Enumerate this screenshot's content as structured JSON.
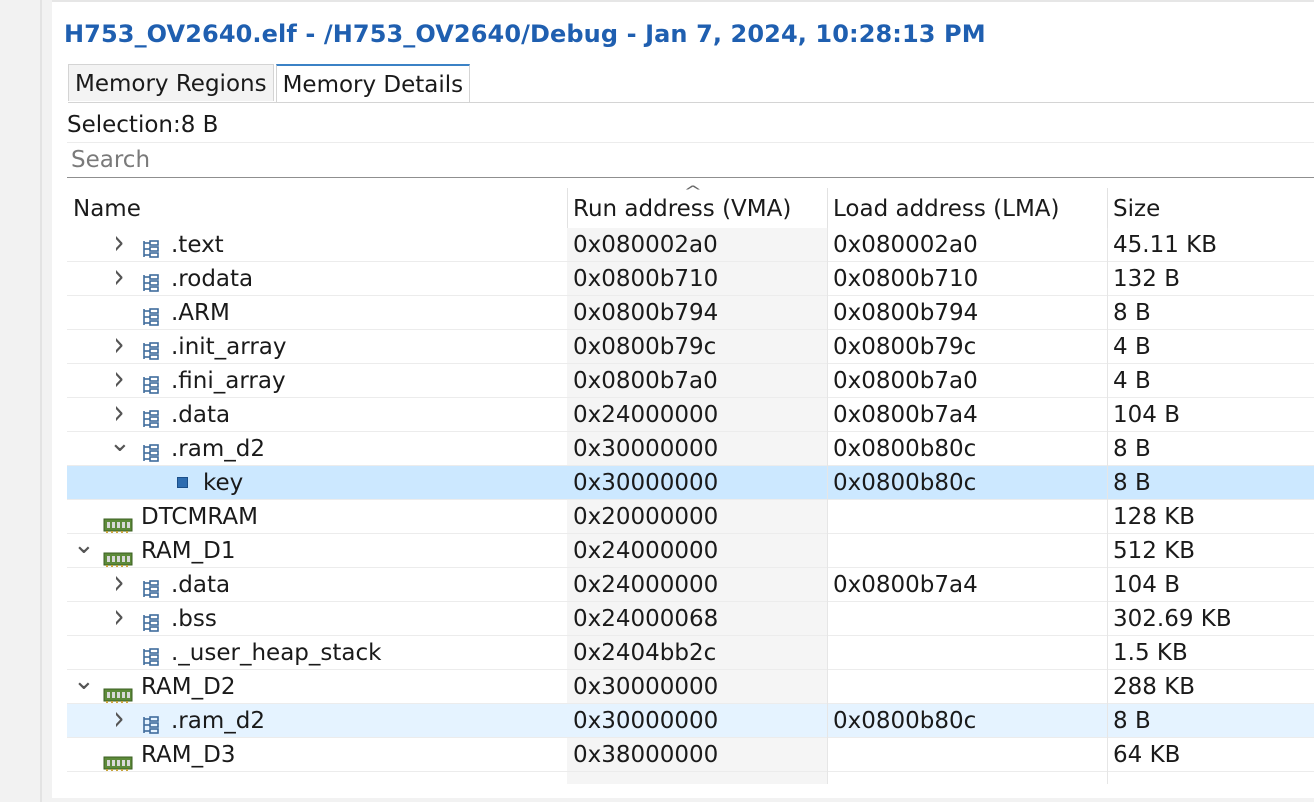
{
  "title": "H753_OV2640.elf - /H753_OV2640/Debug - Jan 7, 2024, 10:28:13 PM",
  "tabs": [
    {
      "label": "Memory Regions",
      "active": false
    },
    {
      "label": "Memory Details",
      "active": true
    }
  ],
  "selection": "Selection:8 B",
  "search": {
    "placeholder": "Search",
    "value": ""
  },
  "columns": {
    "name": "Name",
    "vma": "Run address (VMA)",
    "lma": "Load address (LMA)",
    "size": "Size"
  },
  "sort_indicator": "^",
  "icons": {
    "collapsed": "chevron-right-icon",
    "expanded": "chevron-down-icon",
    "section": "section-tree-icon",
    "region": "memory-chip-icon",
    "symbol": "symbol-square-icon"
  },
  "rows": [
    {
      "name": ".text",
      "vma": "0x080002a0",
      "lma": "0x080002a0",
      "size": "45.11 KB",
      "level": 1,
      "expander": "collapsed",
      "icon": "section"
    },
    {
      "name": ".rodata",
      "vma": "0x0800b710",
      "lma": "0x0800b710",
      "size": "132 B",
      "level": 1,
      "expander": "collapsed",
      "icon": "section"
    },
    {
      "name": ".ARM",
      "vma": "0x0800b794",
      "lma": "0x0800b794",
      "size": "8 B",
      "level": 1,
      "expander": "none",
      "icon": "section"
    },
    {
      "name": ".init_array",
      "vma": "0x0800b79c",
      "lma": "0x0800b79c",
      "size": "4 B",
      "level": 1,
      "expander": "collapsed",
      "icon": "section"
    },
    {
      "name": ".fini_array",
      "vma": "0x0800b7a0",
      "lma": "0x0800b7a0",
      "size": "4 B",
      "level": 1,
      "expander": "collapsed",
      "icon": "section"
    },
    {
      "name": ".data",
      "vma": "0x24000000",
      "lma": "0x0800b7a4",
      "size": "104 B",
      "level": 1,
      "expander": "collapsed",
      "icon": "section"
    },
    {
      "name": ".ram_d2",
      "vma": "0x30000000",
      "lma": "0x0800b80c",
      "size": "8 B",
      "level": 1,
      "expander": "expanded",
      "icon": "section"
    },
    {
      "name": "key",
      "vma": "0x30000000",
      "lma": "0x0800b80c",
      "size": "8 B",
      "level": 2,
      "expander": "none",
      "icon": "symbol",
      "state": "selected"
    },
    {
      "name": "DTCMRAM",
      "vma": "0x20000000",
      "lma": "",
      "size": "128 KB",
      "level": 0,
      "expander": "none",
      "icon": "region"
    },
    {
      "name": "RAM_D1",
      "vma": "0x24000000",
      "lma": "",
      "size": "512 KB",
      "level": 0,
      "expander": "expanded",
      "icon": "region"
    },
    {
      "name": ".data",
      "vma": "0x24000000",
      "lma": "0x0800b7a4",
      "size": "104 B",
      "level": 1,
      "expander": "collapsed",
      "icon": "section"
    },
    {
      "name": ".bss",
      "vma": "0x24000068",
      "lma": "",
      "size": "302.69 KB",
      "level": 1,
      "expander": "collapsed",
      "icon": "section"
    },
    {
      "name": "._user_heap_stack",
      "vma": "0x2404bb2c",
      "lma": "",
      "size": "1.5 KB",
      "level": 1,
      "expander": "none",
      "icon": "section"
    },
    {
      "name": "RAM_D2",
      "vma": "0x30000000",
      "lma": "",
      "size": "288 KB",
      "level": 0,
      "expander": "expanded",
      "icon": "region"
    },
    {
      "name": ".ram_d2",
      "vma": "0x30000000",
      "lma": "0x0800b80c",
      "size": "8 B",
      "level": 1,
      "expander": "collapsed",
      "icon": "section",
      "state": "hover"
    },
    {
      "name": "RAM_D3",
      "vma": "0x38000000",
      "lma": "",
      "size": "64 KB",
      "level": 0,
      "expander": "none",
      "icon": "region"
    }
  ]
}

——

* [Work to do]
All records must be output exactly as they are, except for the pictures, which are left out.

* [In response]
Enumerate this screenshot's content as structured JSON.
{
  "title": "H753_OV2640.elf - /H753_OV2640/Debug - Jan 7, 2024, 10:28:13 PM",
  "tabs": [
    {
      "label": "Memory Regions",
      "active": false
    },
    {
      "label": "Memory Details",
      "active": true
    }
  ],
  "selection": "Selection:8 B",
  "search": {
    "placeholder": "Search",
    "value": ""
  },
  "columns": {
    "name": "Name",
    "vma": "Run address (VMA)",
    "lma": "Load address (LMA)",
    "size": "Size"
  },
  "sort_indicator": "^",
  "icons": {
    "collapsed": "chevron-right-icon",
    "expanded": "chevron-down-icon",
    "section": "section-tree-icon",
    "region": "memory-chip-icon",
    "symbol": "symbol-square-icon"
  },
  "rows": [
    {
      "name": ".text",
      "vma": "0x080002a0",
      "lma": "0x080002a0",
      "size": "45.11 KB",
      "level": 1,
      "expander": "collapsed",
      "icon": "section"
    },
    {
      "name": ".rodata",
      "vma": "0x0800b710",
      "lma": "0x0800b710",
      "size": "132 B",
      "level": 1,
      "expander": "collapsed",
      "icon": "section"
    },
    {
      "name": ".ARM",
      "vma": "0x0800b794",
      "lma": "0x0800b794",
      "size": "8 B",
      "level": 1,
      "expander": "none",
      "icon": "section"
    },
    {
      "name": ".init_array",
      "vma": "0x0800b79c",
      "lma": "0x0800b79c",
      "size": "4 B",
      "level": 1,
      "expander": "collapsed",
      "icon": "section"
    },
    {
      "name": ".fini_array",
      "vma": "0x0800b7a0",
      "lma": "0x0800b7a0",
      "size": "4 B",
      "level": 1,
      "expander": "collapsed",
      "icon": "section"
    },
    {
      "name": ".data",
      "vma": "0x24000000",
      "lma": "0x0800b7a4",
      "size": "104 B",
      "level": 1,
      "expander": "collapsed",
      "icon": "section"
    },
    {
      "name": ".ram_d2",
      "vma": "0x30000000",
      "lma": "0x0800b80c",
      "size": "8 B",
      "level": 1,
      "expander": "expanded",
      "icon": "section"
    },
    {
      "name": "key",
      "vma": "0x30000000",
      "lma": "0x0800b80c",
      "size": "8 B",
      "level": 2,
      "expander": "none",
      "icon": "symbol",
      "state": "selected"
    },
    {
      "name": "DTCMRAM",
      "vma": "0x20000000",
      "lma": "",
      "size": "128 KB",
      "level": 0,
      "expander": "none",
      "icon": "region"
    },
    {
      "name": "RAM_D1",
      "vma": "0x24000000",
      "lma": "",
      "size": "512 KB",
      "level": 0,
      "expander": "expanded",
      "icon": "region"
    },
    {
      "name": ".data",
      "vma": "0x24000000",
      "lma": "0x0800b7a4",
      "size": "104 B",
      "level": 1,
      "expander": "collapsed",
      "icon": "section"
    },
    {
      "name": ".bss",
      "vma": "0x24000068",
      "lma": "",
      "size": "302.69 KB",
      "level": 1,
      "expander": "collapsed",
      "icon": "section"
    },
    {
      "name": "._user_heap_stack",
      "vma": "0x2404bb2c",
      "lma": "",
      "size": "1.5 KB",
      "level": 1,
      "expander": "none",
      "icon": "section"
    },
    {
      "name": "RAM_D2",
      "vma": "0x30000000",
      "lma": "",
      "size": "288 KB",
      "level": 0,
      "expander": "expanded",
      "icon": "region"
    },
    {
      "name": ".ram_d2",
      "vma": "0x30000000",
      "lma": "0x0800b80c",
      "size": "8 B",
      "level": 1,
      "expander": "collapsed",
      "icon": "section",
      "state": "hover"
    },
    {
      "name": "RAM_D3",
      "vma": "0x38000000",
      "lma": "",
      "size": "64 KB",
      "level": 0,
      "expander": "none",
      "icon": "region"
    }
  ]
}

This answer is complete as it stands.